* _YOUR TASK_:
Return the listing below word for word.

--- start EXERCISE DATA ---

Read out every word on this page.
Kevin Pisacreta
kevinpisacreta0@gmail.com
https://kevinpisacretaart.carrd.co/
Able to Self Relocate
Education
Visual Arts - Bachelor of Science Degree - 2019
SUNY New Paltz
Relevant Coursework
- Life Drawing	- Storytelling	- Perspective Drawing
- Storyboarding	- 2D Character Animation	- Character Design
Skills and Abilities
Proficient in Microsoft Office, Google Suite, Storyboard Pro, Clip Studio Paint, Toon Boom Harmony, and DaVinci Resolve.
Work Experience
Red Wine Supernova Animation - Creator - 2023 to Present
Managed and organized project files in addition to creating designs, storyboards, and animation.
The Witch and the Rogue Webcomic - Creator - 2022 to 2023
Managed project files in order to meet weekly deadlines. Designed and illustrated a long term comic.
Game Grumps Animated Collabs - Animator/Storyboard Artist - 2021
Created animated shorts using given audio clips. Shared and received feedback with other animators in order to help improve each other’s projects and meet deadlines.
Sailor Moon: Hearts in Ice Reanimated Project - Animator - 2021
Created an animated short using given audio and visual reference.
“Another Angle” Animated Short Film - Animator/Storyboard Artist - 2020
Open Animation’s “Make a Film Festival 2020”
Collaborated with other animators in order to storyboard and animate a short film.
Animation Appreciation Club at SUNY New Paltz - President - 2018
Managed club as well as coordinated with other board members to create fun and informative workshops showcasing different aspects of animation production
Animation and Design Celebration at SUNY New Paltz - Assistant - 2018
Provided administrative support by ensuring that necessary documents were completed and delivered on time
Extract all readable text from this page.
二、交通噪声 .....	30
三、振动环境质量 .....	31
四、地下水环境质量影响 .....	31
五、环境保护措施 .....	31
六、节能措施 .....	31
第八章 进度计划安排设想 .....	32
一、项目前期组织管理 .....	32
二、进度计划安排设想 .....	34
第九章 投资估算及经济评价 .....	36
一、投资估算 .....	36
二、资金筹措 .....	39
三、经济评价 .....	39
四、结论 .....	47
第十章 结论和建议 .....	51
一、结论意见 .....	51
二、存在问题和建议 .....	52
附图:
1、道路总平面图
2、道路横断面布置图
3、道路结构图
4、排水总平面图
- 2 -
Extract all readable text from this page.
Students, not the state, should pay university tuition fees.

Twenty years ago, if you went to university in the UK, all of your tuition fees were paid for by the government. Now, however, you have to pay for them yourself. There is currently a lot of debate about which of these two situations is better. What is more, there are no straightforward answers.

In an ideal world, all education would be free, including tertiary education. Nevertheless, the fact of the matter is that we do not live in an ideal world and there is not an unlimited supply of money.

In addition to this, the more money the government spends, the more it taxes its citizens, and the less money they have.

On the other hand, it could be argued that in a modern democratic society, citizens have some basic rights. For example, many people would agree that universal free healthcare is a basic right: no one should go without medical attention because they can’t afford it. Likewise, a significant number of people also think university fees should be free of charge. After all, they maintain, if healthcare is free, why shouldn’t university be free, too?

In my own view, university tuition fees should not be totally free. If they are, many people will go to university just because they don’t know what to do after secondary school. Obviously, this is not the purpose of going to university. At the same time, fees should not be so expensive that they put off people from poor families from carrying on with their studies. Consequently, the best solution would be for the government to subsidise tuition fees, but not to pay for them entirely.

--- end EXERCISE DATA ---

* _EXERCISE RESULT_:
Read out every word on this page.
Kevin Pisacreta
kevinpisacreta0@gmail.com
https://kevinpisacretaart.carrd.co/
Able to Self Relocate
Education
Visual Arts - Bachelor of Science Degree - 2019
SUNY New Paltz
Relevant Coursework
- Life Drawing	- Storytelling	- Perspective Drawing
- Storyboarding	- 2D Character Animation	- Character Design
Skills and Abilities
Proficient in Microsoft Office, Google Suite, Storyboard Pro, Clip Studio Paint, Toon Boom Harmony, and DaVinci Resolve.
Work Experience
Red Wine Supernova Animation - Creator - 2023 to Present
Managed and organized project files in addition to creating designs, storyboards, and animation.
The Witch and the Rogue Webcomic - Creator - 2022 to 2023
Managed project files in order to meet weekly deadlines. Designed and illustrated a long term comic.
Game Grumps Animated Collabs - Animator/Storyboard Artist - 2021
Created animated shorts using given audio clips. Shared and received feedback with other animators in order to help improve each other’s projects and meet deadlines.
Sailor Moon: Hearts in Ice Reanimated Project - Animator - 2021
Created an animated short using given audio and visual reference.
“Another Angle” Animated Short Film - Animator/Storyboard Artist - 2020
Open Animation’s “Make a Film Festival 2020”
Collaborated with other animators in order to storyboard and animate a short film.
Animation Appreciation Club at SUNY New Paltz - President - 2018
Managed club as well as coordinated with other board members to create fun and informative workshops showcasing different aspects of animation production
Animation and Design Celebration at SUNY New Paltz - Assistant - 2018
Provided administrative support by ensuring that necessary documents were completed and delivered on time
Extract all readable text from this page.
二、交通噪声 .....	30
三、振动环境质量 .....	31
四、地下水环境质量影响 .....	31
五、环境保护措施 .....	31
六、节能措施 .....	31
第八章 进度计划安排设想 .....	32
一、项目前期组织管理 .....	32
二、进度计划安排设想 .....	34
第九章 投资估算及经济评价 .....	36
一、投资估算 .....	36
二、资金筹措 .....	39
三、经济评价 .....	39
四、结论 .....	47
第十章 结论和建议 .....	51
一、结论意见 .....	51
二、存在问题和建议 .....	52
附图:
1、道路总平面图
2、道路横断面布置图
3、道路结构图
4、排水总平面图
- 2 -
Extract all readable text from this page.
Students, not the state, should pay university tuition fees.

Twenty years ago, if you went to university in the UK, all of your tuition fees were paid for by the government. Now, however, you have to pay for them yourself. There is currently a lot of debate about which of these two situations is better. What is more, there are no straightforward answers.

In an ideal world, all education would be free, including tertiary education. Nevertheless, the fact of the matter is that we do not live in an ideal world and there is not an unlimited supply of money.

In addition to this, the more money the government spends, the more it taxes its citizens, and the less money they have.

On the other hand, it could be argued that in a modern democratic society, citizens have some basic rights. For example, many people would agree that universal free healthcare is a basic right: no one should go without medical attention because they can’t afford it. Likewise, a significant number of people also think university fees should be free of charge. After all, they maintain, if healthcare is free, why shouldn’t university be free, too?

In my own view, university tuition fees should not be totally free. If they are, many people will go to university just because they don’t know what to do after secondary school. Obviously, this is not the purpose of going to university. At the same time, fees should not be so expensive that they put off people from poor families from carrying on with their studies. Consequently, the best solution would be for the government to subsidise tuition fees, but not to pay for them entirely.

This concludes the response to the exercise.